-------- Page text

🤖 AI Summary
This study investigates how naming systems optimally balance semantic informativeness and low cognitive complexity, focusing on kinship terminology and relaxing conventional assumptions of an “ideal listener” and universal cross-linguistic communicative needs.
Method: We develop a theoretical framework grounded in information theory and Bayesian inference, training neural agents in referential games to acquire naming strategies. We formally derive the necessary and sufficient condition for optimal trade-off: the listener’s decoder must be equivalent to the speaker’s Bayesian decoder.
Results: Empirical experiments demonstrate that this optimal strategy emerges spontaneously in emergent communication, yielding kinship systems that are both informationally efficient and structurally well-formed. Our work establishes a novel paradigm bridging language evolution research and the design of artificial communication systems, offering principled insights into how semantic categories self-organize under communicative pressure.

----------------

◆ **Activity A**:
Answer these questions using the kinship naming summary:
(i) What kind of naming system does the study focus on?
(ii) In what type of games are the neural agents trained?
(iii) What is the necessary and sufficient condition for the optimal trade-off?
◆ **Activity B**: Carry on the kinship naming summary from the point where it stops.

-------- Provided records

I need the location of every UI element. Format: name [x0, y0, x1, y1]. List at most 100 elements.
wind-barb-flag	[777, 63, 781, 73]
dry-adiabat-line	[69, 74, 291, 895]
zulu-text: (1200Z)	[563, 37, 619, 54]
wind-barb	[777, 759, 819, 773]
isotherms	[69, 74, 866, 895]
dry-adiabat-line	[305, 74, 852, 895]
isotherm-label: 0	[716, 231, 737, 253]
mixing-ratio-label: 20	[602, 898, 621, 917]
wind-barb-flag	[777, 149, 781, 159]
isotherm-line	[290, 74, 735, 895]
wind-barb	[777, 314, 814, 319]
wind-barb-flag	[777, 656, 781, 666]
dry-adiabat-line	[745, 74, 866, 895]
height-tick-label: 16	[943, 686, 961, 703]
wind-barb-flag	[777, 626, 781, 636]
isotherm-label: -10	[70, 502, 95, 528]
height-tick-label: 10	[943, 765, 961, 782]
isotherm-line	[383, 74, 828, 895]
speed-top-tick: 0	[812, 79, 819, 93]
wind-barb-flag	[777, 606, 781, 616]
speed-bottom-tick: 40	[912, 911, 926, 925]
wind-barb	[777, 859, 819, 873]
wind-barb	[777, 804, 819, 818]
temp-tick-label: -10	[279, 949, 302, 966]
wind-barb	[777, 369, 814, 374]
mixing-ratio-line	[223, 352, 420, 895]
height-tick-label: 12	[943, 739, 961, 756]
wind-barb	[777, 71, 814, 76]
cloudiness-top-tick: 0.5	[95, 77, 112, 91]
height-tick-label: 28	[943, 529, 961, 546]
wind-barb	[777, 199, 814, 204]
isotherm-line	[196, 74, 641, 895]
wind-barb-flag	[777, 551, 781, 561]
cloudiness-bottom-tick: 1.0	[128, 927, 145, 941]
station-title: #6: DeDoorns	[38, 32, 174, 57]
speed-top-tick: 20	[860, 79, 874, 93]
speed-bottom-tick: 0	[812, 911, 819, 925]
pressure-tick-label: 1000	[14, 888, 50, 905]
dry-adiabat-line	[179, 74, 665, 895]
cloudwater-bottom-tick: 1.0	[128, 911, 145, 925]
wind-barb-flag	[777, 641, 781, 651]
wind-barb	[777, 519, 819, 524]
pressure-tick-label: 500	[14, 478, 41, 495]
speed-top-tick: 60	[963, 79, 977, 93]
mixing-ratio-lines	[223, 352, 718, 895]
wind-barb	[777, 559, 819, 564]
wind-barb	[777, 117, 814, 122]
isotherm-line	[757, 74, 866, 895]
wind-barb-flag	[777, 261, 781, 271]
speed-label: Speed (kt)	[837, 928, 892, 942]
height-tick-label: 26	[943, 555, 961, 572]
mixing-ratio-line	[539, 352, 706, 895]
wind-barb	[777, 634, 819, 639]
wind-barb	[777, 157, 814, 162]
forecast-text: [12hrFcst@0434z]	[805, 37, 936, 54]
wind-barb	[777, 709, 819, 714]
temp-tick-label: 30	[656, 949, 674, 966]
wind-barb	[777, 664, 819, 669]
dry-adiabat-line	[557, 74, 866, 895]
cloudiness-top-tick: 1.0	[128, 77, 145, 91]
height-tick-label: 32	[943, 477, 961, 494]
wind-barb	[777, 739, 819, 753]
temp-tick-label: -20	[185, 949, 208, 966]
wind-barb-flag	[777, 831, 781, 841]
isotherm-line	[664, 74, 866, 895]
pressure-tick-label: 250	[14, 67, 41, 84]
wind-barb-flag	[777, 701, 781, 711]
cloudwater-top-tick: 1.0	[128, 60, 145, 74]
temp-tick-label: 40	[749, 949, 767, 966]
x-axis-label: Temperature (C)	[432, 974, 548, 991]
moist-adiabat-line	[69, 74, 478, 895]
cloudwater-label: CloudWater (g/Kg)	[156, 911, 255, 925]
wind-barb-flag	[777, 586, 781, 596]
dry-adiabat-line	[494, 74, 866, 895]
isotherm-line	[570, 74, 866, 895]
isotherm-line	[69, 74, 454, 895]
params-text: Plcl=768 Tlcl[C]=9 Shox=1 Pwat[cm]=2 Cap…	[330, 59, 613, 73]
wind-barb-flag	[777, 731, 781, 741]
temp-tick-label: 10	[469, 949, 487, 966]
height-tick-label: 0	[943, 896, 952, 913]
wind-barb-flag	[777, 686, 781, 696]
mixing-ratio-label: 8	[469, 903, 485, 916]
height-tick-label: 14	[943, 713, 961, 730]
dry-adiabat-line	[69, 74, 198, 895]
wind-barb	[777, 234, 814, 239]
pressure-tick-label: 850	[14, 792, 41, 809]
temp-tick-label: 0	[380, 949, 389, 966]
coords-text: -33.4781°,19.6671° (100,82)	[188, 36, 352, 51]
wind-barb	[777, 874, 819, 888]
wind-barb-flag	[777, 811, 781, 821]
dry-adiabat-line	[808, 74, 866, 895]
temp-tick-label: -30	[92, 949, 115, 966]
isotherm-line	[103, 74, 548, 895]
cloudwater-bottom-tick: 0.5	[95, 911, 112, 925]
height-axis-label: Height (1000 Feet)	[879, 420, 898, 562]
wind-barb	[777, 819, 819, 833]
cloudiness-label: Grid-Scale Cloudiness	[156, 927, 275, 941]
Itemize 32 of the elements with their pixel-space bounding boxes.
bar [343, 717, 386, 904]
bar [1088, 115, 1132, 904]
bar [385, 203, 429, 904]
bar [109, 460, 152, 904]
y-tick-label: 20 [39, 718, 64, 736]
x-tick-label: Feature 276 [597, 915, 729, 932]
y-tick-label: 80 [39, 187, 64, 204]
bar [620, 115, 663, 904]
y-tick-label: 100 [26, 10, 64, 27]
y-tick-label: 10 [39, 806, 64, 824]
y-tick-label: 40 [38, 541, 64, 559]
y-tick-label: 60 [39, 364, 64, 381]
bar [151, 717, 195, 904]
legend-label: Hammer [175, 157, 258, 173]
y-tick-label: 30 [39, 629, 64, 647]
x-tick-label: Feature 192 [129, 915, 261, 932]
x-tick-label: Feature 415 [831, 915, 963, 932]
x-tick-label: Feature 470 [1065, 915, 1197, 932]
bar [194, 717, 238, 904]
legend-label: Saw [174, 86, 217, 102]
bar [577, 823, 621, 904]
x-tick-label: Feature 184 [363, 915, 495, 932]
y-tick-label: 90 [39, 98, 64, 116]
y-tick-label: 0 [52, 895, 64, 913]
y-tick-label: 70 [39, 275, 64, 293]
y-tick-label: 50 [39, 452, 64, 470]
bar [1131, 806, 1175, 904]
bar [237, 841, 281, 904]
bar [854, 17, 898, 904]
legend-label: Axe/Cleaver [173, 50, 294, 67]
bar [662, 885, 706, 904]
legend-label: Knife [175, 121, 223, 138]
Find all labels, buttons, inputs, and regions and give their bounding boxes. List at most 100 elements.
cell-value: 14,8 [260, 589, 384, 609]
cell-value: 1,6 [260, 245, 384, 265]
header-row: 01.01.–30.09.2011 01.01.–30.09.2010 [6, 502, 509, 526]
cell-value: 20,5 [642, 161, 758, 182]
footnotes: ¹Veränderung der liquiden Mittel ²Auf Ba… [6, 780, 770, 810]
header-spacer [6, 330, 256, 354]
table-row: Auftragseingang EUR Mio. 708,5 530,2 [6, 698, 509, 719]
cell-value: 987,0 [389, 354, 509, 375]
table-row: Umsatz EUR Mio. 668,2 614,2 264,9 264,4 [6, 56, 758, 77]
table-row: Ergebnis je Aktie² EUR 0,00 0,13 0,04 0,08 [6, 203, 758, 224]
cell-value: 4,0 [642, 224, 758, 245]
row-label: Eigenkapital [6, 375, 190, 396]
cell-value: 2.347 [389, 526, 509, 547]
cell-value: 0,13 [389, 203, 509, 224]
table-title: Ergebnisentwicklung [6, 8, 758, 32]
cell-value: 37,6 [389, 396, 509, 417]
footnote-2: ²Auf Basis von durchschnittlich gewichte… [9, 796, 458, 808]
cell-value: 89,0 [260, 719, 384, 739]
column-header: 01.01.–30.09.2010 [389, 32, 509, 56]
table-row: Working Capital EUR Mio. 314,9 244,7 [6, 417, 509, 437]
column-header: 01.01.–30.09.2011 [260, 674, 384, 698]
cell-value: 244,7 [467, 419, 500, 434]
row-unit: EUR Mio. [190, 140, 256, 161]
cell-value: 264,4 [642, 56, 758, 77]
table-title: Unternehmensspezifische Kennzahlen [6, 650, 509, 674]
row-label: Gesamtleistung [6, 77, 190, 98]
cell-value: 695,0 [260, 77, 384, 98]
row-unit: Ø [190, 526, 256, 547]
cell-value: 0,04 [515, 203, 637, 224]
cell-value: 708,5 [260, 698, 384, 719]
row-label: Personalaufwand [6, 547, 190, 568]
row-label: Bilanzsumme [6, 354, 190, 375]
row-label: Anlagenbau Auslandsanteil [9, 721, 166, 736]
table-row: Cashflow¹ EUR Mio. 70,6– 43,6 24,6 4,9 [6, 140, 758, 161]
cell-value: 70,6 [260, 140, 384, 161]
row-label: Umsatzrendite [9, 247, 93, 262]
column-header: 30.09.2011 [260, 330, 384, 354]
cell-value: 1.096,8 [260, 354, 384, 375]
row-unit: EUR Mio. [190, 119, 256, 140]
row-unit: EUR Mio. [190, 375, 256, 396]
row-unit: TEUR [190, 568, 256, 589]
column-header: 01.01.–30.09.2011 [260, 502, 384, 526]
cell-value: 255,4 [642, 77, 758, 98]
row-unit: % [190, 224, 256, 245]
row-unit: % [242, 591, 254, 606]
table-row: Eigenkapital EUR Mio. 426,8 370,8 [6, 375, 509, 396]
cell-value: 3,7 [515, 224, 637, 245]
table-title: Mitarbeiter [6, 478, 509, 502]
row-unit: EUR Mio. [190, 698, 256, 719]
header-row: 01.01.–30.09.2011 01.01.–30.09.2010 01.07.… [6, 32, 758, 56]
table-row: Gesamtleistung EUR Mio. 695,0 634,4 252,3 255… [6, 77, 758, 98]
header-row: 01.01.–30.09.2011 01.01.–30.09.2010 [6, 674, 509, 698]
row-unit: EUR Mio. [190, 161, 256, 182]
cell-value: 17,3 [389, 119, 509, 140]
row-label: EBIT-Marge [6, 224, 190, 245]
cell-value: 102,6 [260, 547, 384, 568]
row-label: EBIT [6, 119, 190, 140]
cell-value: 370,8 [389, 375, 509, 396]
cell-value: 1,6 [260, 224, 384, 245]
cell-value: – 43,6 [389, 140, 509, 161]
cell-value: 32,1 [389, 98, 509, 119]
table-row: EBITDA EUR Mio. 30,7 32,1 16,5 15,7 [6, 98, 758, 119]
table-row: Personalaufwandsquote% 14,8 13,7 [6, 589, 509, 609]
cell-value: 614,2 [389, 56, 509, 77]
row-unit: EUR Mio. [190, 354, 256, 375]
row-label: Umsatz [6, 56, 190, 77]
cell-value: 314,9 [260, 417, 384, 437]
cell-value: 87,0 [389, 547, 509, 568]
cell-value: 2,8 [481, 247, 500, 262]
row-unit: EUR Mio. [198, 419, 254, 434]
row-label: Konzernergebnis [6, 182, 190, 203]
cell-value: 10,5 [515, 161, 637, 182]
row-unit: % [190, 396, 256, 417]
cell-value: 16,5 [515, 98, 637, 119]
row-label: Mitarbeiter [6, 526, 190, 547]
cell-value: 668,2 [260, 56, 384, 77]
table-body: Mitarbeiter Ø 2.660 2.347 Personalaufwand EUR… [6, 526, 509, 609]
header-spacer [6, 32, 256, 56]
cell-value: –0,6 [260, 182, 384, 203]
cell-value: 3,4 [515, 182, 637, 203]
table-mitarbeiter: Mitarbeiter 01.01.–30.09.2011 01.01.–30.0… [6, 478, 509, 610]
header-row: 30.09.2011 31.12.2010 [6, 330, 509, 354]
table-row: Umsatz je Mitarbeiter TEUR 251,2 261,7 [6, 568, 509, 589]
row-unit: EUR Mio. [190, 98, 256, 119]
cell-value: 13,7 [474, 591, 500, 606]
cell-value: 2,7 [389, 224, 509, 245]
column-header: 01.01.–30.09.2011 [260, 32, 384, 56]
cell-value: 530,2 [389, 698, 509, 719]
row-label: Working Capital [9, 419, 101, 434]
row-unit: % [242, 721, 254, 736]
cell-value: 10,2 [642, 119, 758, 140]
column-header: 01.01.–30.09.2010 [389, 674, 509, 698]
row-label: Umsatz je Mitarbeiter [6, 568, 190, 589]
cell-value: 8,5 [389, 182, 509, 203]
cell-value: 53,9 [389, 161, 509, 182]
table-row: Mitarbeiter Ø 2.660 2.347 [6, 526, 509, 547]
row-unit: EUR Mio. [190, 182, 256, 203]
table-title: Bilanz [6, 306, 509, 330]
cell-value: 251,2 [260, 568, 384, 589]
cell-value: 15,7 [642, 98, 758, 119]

----------------

◆ **Output A**:
(i) Kinship terminology.
(ii) Referential games.
(iii) The listener's decoder must be equivalent to the speaker's Bayesian decoder.

◆ **Output B**:
📝 Abstract
The structure of naming systems in natural languages hinges on a trade-off between high informativeness and low complexity. Prior work capitalizes on information theory to formalize these notions; however, these studies generally rely on two simplifications: (i) optimal listeners, and (ii) universal communicative need across languages. Here, we address these limitations by introducing an information-theoretic framework for discrete object naming systems, and we use it to prove that an optimal trade-off is achievable if and only if the listener's decoder is equivalent to the Bayesian decoder of the speaker. Adopting a referential game setup from emergent communication, and focusing on the semantic domain of kinship, we show that our notion of optimality is not only theoretically achievable but also emerges empirically in learned communication systems.